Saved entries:
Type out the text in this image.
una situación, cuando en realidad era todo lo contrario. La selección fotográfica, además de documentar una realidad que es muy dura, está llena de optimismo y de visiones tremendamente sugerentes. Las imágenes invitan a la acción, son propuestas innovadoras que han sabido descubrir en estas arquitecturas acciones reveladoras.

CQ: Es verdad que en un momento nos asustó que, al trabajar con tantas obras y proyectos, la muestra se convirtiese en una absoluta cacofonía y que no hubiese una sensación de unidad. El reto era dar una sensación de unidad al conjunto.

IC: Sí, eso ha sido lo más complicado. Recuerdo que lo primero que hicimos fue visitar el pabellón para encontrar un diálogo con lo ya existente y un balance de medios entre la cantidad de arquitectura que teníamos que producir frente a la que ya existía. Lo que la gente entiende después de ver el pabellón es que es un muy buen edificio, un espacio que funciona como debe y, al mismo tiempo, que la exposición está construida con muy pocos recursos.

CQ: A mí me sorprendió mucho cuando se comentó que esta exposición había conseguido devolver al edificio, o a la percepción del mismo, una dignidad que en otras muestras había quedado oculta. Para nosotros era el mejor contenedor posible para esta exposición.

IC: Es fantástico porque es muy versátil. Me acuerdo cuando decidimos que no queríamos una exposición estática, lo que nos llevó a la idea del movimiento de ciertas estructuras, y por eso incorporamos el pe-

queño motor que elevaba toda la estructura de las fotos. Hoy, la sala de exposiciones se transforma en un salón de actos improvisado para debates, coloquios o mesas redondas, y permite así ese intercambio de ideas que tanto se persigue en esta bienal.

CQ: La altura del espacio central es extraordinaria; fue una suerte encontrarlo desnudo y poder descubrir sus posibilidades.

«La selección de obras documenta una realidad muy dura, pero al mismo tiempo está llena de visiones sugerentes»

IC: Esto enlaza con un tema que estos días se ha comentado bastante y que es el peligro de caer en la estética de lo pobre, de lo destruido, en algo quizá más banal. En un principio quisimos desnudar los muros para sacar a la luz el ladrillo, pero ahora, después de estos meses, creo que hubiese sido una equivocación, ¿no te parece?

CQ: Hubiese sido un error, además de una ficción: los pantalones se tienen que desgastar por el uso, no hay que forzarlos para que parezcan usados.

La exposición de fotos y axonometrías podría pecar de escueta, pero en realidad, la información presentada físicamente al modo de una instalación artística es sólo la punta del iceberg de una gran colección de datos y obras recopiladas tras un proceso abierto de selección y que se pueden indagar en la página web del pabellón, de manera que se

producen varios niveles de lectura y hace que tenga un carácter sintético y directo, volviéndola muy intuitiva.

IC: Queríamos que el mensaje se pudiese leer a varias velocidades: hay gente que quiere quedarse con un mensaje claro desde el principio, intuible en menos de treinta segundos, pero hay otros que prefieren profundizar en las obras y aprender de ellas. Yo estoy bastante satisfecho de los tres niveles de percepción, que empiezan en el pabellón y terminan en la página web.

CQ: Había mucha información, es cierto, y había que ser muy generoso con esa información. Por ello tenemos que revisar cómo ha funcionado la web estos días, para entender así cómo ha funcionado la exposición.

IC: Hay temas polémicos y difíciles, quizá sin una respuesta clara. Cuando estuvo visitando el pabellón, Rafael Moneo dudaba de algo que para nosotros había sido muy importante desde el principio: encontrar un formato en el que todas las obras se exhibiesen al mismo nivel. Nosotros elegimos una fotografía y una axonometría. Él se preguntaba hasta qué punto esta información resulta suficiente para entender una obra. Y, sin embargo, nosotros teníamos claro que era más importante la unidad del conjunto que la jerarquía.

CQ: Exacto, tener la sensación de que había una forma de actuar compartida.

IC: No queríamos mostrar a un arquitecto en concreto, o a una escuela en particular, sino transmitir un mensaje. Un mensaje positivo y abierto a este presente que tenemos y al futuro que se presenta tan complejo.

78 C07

==

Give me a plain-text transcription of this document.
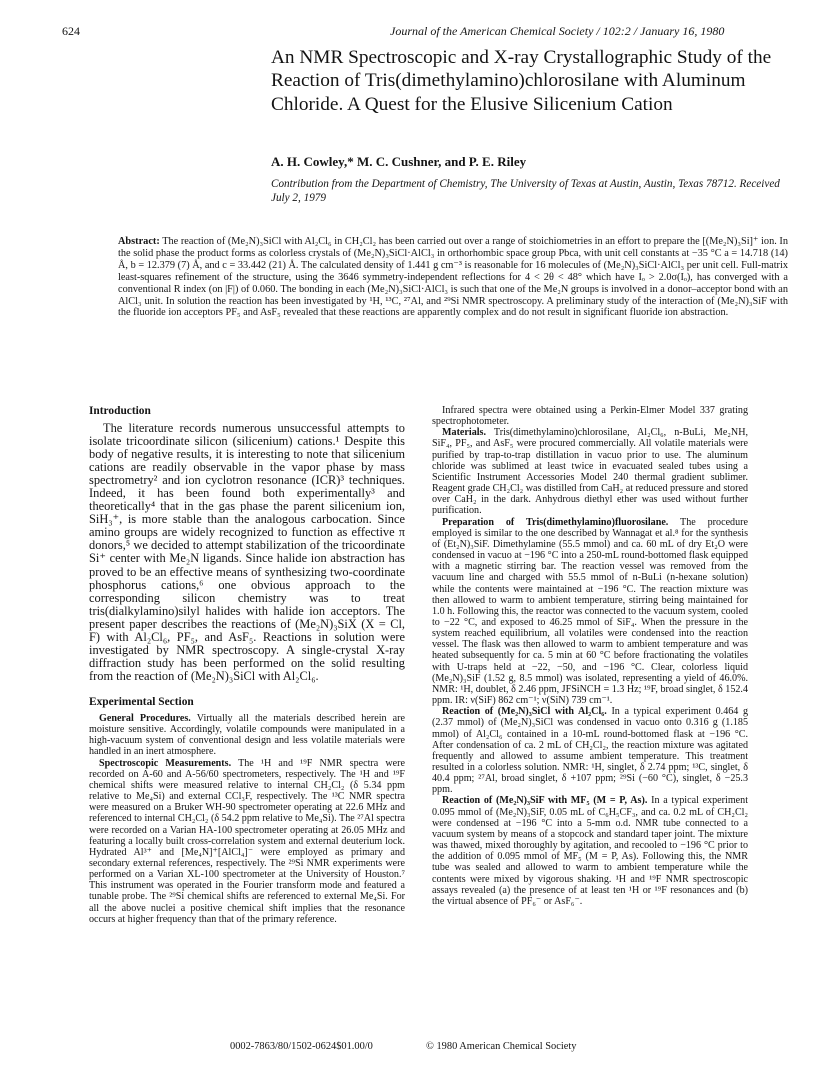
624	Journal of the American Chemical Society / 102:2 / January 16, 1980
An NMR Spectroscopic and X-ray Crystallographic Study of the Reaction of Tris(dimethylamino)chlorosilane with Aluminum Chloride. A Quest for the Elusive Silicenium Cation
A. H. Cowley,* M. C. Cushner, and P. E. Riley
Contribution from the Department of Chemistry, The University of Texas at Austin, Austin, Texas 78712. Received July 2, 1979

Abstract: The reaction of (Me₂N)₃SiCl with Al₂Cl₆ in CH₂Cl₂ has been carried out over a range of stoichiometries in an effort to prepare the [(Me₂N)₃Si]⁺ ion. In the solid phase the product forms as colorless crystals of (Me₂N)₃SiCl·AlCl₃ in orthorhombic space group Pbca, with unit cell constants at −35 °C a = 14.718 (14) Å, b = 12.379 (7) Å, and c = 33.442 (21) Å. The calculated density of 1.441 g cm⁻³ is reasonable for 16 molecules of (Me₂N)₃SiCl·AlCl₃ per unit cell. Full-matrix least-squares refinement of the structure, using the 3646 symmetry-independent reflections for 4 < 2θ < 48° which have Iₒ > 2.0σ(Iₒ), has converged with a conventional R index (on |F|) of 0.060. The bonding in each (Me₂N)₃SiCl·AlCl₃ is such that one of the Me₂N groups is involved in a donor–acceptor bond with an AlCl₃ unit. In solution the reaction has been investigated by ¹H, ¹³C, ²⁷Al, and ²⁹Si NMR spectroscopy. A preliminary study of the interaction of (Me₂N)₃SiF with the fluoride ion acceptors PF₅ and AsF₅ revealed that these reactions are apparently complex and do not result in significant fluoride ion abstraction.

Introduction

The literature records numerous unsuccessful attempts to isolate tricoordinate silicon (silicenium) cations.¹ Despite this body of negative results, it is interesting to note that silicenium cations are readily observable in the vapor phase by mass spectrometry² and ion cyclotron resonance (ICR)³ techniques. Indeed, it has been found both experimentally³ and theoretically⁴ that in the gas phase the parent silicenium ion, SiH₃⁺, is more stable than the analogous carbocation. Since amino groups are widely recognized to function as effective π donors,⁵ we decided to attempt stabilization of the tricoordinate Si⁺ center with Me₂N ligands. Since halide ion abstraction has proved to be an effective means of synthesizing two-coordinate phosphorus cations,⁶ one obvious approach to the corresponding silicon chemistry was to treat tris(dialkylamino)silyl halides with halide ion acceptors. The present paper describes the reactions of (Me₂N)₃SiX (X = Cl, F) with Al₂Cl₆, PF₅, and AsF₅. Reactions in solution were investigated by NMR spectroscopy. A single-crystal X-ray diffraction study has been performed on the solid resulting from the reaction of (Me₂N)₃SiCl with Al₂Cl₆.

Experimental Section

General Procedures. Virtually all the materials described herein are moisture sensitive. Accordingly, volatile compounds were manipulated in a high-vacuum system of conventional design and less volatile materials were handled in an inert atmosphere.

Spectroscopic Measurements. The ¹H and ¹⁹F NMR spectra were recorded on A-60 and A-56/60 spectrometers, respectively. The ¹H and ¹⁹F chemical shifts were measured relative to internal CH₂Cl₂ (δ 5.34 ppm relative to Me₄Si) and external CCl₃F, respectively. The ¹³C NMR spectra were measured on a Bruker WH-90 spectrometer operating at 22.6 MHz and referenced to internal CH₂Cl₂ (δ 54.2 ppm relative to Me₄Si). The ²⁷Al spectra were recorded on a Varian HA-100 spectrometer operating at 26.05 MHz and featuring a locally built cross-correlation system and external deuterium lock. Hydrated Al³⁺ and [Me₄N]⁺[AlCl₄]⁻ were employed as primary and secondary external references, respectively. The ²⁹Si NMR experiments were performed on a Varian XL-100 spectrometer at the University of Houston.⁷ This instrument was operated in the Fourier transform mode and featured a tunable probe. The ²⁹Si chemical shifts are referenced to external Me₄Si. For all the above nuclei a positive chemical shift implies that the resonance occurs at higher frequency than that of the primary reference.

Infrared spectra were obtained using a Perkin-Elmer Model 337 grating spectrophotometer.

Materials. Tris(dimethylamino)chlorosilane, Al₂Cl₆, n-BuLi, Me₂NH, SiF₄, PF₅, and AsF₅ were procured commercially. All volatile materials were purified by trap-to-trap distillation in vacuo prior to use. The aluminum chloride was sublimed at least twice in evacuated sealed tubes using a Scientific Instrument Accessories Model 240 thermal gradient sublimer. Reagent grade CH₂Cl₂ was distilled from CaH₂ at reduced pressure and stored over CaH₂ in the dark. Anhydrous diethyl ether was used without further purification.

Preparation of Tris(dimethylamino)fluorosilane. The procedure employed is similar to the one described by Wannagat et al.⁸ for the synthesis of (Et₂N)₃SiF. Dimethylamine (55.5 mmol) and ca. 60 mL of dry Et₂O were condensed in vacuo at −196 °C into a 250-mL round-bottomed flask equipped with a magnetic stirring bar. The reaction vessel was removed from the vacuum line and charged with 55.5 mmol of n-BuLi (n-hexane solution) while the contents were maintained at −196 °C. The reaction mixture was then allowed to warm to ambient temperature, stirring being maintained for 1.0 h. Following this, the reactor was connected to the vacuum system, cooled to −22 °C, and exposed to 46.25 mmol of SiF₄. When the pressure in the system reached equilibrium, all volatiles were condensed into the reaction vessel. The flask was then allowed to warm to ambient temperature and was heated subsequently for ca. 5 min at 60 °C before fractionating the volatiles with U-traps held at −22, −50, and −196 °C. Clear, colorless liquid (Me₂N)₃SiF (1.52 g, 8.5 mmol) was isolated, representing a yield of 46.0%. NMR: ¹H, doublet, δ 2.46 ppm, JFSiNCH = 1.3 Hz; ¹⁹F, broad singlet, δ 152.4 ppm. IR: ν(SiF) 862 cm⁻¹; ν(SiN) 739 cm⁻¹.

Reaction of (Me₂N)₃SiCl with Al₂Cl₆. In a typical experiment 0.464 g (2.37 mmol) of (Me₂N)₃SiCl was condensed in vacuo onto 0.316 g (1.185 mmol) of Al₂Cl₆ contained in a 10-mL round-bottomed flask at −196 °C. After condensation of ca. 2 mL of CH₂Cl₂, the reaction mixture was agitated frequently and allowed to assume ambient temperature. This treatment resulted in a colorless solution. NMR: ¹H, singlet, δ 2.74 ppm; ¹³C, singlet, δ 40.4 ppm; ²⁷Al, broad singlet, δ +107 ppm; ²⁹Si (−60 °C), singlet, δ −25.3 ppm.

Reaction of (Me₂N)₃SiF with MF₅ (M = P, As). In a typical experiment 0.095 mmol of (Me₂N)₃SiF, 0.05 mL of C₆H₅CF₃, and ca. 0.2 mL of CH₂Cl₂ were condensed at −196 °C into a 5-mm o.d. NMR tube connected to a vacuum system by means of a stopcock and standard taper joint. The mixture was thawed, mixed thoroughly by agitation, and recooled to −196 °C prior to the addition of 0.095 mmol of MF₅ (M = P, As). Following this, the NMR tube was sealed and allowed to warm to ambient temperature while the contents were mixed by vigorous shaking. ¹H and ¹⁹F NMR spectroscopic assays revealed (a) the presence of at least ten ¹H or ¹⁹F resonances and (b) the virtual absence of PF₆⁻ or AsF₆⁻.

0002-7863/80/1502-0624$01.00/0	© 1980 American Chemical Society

---

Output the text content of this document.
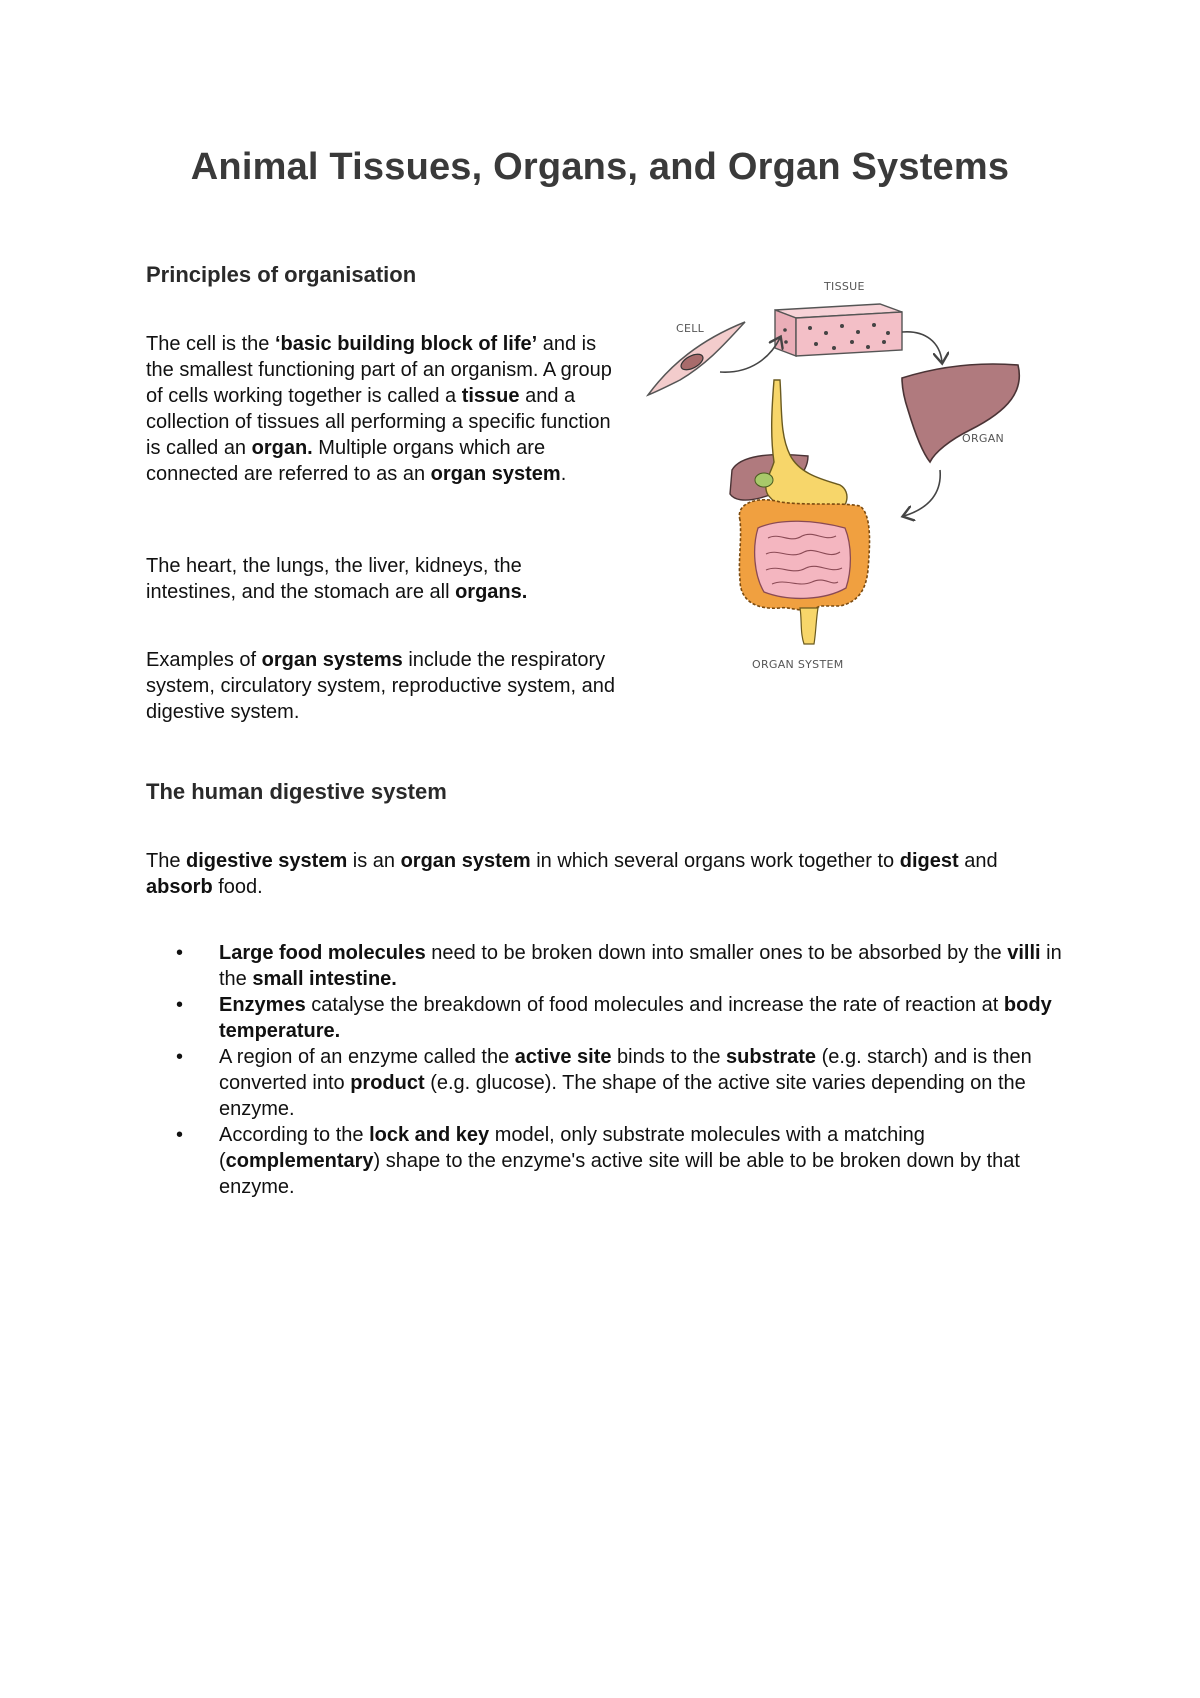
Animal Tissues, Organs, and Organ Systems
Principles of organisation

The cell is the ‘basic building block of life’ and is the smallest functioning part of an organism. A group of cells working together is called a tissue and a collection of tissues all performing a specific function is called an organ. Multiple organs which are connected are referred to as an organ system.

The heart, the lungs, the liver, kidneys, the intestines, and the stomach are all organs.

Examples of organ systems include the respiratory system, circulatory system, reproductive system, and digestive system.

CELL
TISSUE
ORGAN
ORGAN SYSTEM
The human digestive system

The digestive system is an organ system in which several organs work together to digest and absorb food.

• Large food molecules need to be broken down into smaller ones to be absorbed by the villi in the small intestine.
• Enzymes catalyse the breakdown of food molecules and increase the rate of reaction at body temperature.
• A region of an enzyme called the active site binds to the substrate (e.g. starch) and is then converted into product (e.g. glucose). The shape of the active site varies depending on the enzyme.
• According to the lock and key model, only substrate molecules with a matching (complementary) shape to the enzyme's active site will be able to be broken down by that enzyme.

What needs to be done
How many lines in the entries contain the string "text"? Give the number only.

Worked solution
3